Selected extract:
** START **

# Fancy Myrtlewood



## GS-76 (Dec 14, 2018)

I bought these Chocolate Drizzle Myrtle today. I have to get them milled and dried yet. But it is some nice big chunks and very nice stuff.

Reactions: Like 3 | EyeCandy! 6 | Way Cool 2


----------



## gman2431 (Dec 14, 2018)

Looks like u need a bigger bandsaw!


----------



## Bigg081 (Dec 14, 2018)

YOU'RE A TEASE!!!!

Reactions: Agree 1


----------



## Jamesis (Dec 14, 2018)

Gary Schuler said:


> Chocolate Drizzle



(Homer Simpson Voice) Mmmmmm. . . Chocolate Drizzle

Reactions: Funny 3


----------



## Nature Man (Dec 14, 2018)

Awesome plank! Like the other wood in your shop, too! Do you know what you will make with it? Chuck


----------



## GS-76 (Dec 14, 2018)

No Idea what to make yet as it will be a few years before I mess with it.
I know a fella with a Portable Mill to get it milled up.

Reactions: Like 1


----------



## David Van Asperen (Dec 17, 2018)

Oh my that is some mighty fine chocolate drizzle


----------



## DKMD (Dec 17, 2018)

Nice! I’ve only worked with myrtle a time or two, but it can be beautiful stuff! Looks like you’ve got enough to keep you busy...


----------



## NeilYeag (Dec 17, 2018)

Very interesting material. !


----------

** END **

What is expected:
In the myrtlewood thread, how long does GS-76 say it will be before working with the wood?

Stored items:
** START **

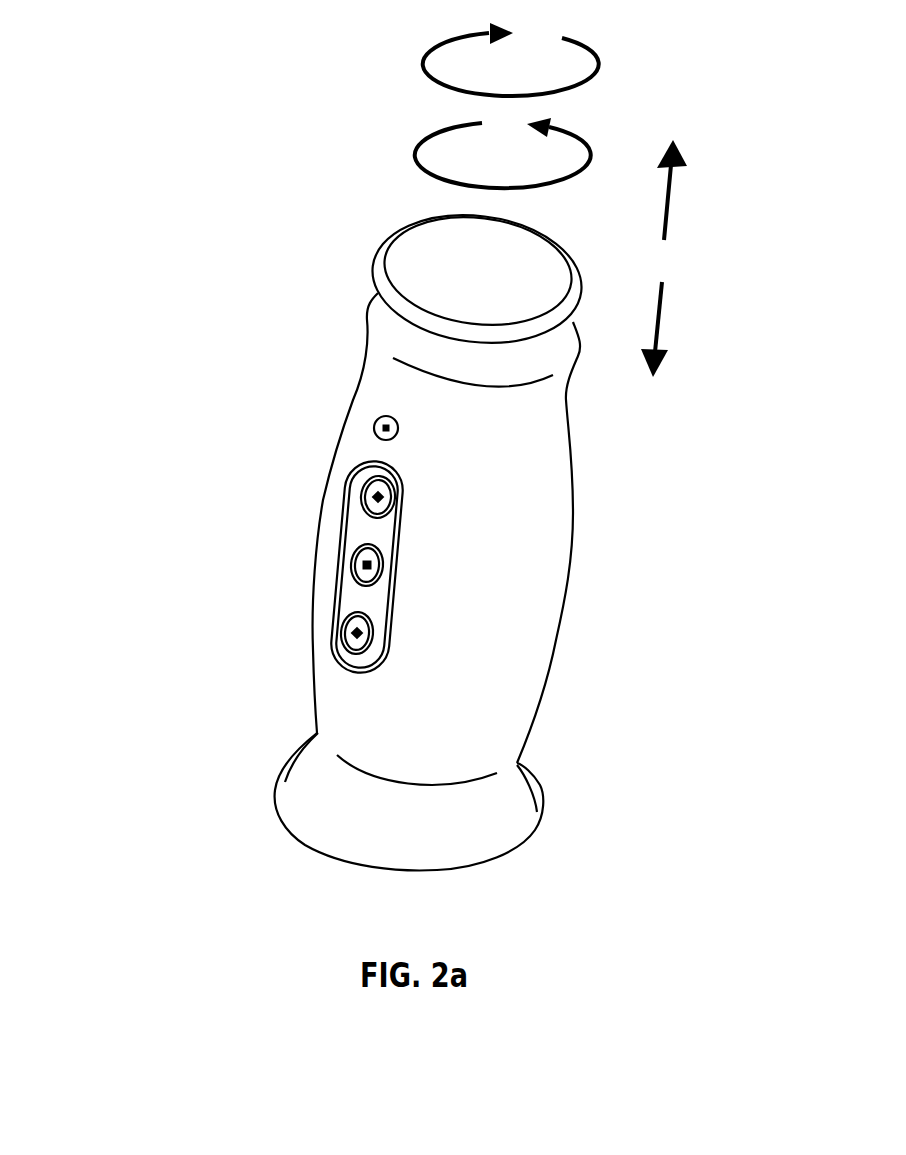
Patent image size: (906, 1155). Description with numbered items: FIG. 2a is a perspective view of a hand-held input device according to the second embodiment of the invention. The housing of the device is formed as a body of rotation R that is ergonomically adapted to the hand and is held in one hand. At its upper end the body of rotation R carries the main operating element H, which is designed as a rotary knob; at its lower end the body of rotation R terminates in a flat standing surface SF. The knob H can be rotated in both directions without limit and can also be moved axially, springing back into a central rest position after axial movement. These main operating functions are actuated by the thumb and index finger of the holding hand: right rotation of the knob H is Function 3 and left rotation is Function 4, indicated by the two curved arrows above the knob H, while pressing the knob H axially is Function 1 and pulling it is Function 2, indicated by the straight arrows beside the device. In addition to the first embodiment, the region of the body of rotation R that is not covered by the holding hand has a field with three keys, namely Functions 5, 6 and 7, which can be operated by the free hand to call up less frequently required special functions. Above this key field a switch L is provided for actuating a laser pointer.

The pressing function 1 is at (698, 329).
The pulling function 2 is at (711, 190).
The right rotation function 3 is at (479, 56).
The left rotation function 4 is at (472, 147).
The first key 5 is at (220, 451).
The second key 6 is at (367, 565).
The third key 7 is at (207, 675).
The main operating element H is at (462, 242).
The switch L is at (395, 426).
The body of rotation R is at (483, 612).
The standing surface SF is at (540, 822).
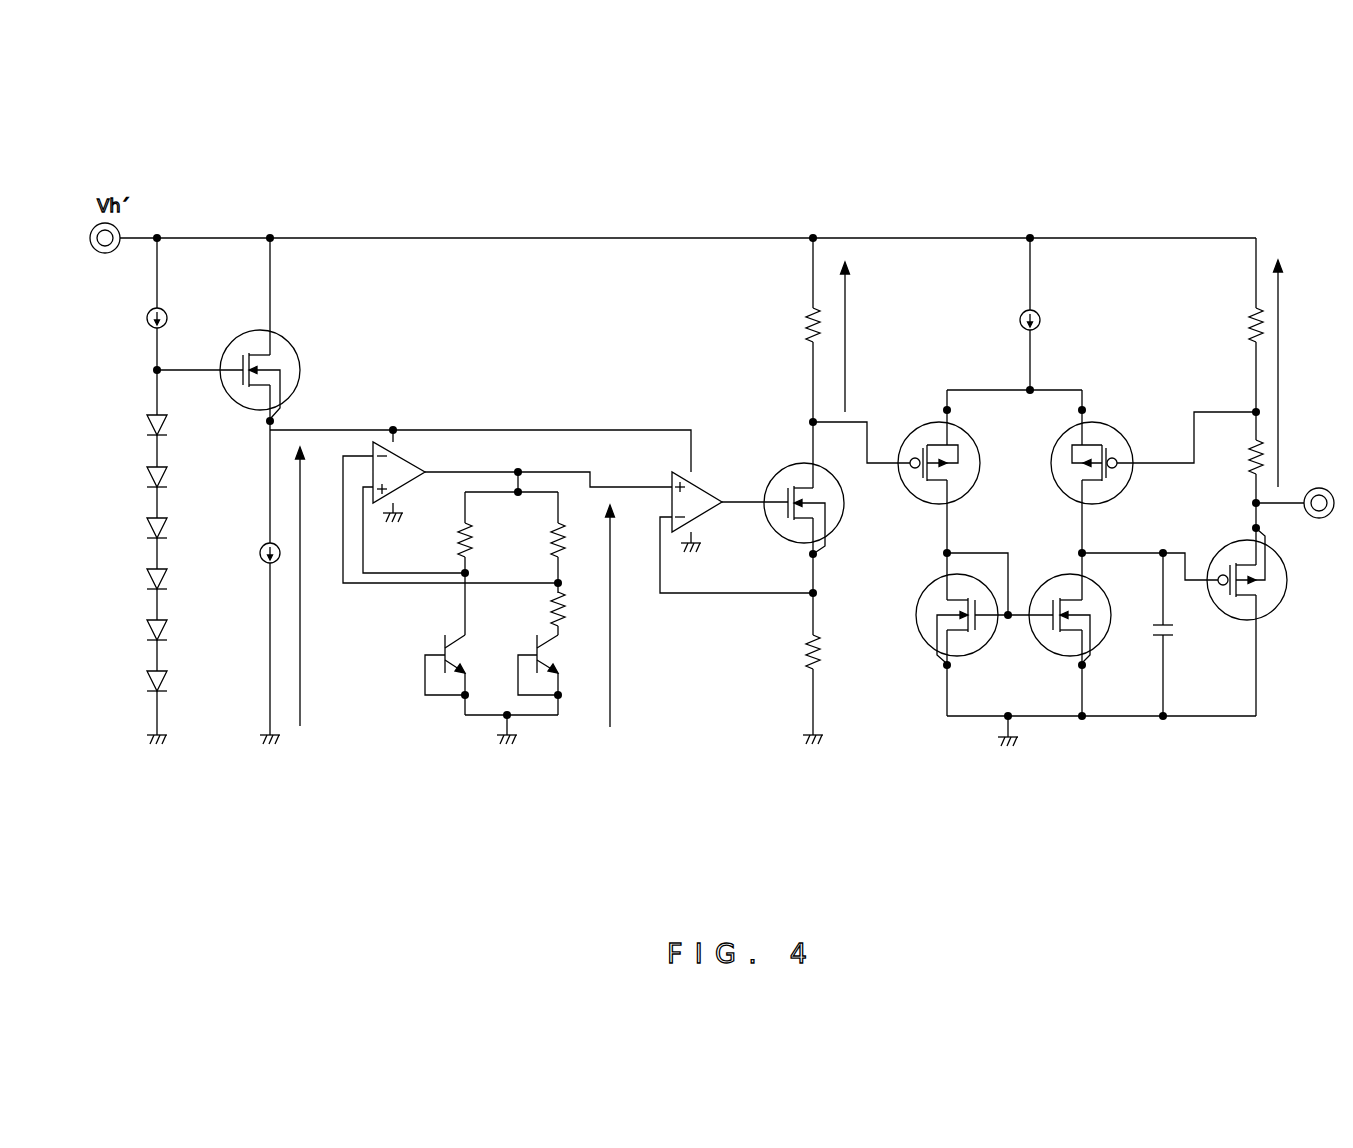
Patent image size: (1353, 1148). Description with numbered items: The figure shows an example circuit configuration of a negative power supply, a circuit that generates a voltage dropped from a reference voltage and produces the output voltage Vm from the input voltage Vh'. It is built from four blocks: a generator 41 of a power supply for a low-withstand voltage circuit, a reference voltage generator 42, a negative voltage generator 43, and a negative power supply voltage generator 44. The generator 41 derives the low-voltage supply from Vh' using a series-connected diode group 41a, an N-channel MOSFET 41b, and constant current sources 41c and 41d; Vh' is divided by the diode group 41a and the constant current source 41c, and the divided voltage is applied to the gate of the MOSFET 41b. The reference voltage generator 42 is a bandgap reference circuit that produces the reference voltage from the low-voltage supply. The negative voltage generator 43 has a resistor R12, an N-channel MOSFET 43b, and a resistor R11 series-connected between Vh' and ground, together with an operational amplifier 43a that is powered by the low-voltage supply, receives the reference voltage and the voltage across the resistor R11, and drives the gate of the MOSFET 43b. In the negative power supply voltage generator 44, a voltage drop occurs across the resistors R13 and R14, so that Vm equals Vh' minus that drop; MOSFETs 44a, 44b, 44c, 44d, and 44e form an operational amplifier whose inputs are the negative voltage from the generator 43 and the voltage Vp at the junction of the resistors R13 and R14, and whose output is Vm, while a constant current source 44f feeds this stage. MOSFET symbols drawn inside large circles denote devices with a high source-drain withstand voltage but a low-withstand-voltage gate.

The generator of a power supply (VDD) for a low-withstand voltage circuit 41 is at (214, 551).
The diode group 41a is at (145, 408).
The N-channel MOSFET 41b is at (292, 346).
The constant current source 41c is at (164, 312).
The constant current source 41d is at (262, 561).
The reference voltage (Vref) generator 42 is at (480, 621).
The negative voltage (Vh'-V1) generator 43 is at (785, 527).
The operational amplifier 43a is at (700, 487).
The N-channel MOSFET 43b is at (833, 535).
The negative power supply voltage (Vm=Vh'-V2) generator 44 is at (1116, 540).
The MOSFET 44a is at (972, 445).
The MOSFET 44b is at (987, 645).
The MOSFET 44c is at (1120, 436).
The MOSFET 44d is at (1107, 595).
The MOSFET 44e is at (1278, 610).
The current source 44f is at (1040, 313).
The resistor R11 is at (788, 652).
The resistor R12 is at (792, 325).
The resistor R13 is at (1235, 325).
The resistor R14 is at (1236, 457).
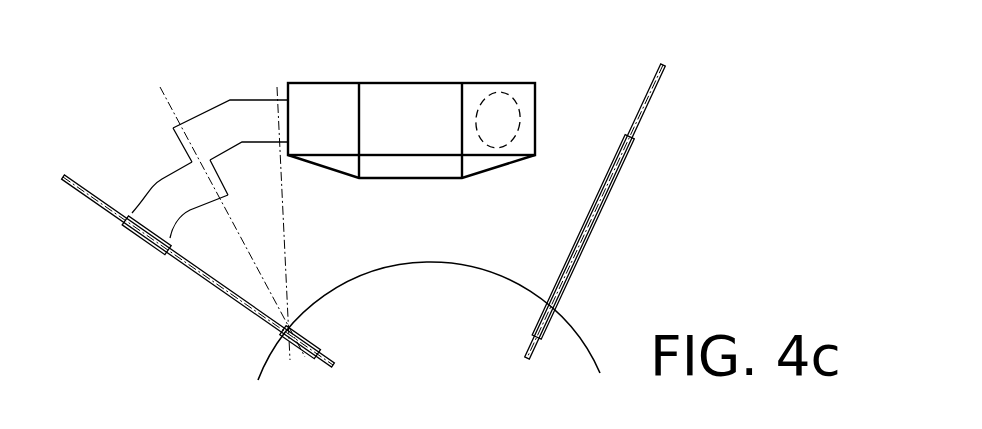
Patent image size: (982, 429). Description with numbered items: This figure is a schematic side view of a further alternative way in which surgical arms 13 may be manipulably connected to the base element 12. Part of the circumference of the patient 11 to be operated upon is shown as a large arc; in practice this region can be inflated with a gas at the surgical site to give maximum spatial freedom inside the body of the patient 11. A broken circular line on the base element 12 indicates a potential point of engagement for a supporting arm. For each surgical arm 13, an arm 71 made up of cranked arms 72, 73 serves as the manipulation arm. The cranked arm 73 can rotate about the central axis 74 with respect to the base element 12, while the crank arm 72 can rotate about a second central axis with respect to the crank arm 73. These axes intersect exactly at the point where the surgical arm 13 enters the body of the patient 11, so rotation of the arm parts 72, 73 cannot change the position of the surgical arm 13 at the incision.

The patient 11 is at (575, 330).
The base element 12 is at (395, 108).
The surgical arm 13 is at (188, 265).
The arm 71 is at (145, 100).
The crank arm 72 is at (168, 98).
The cranked arm 73 is at (240, 128).
The central axis 74 is at (282, 208).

** END **

Result below:
A few years.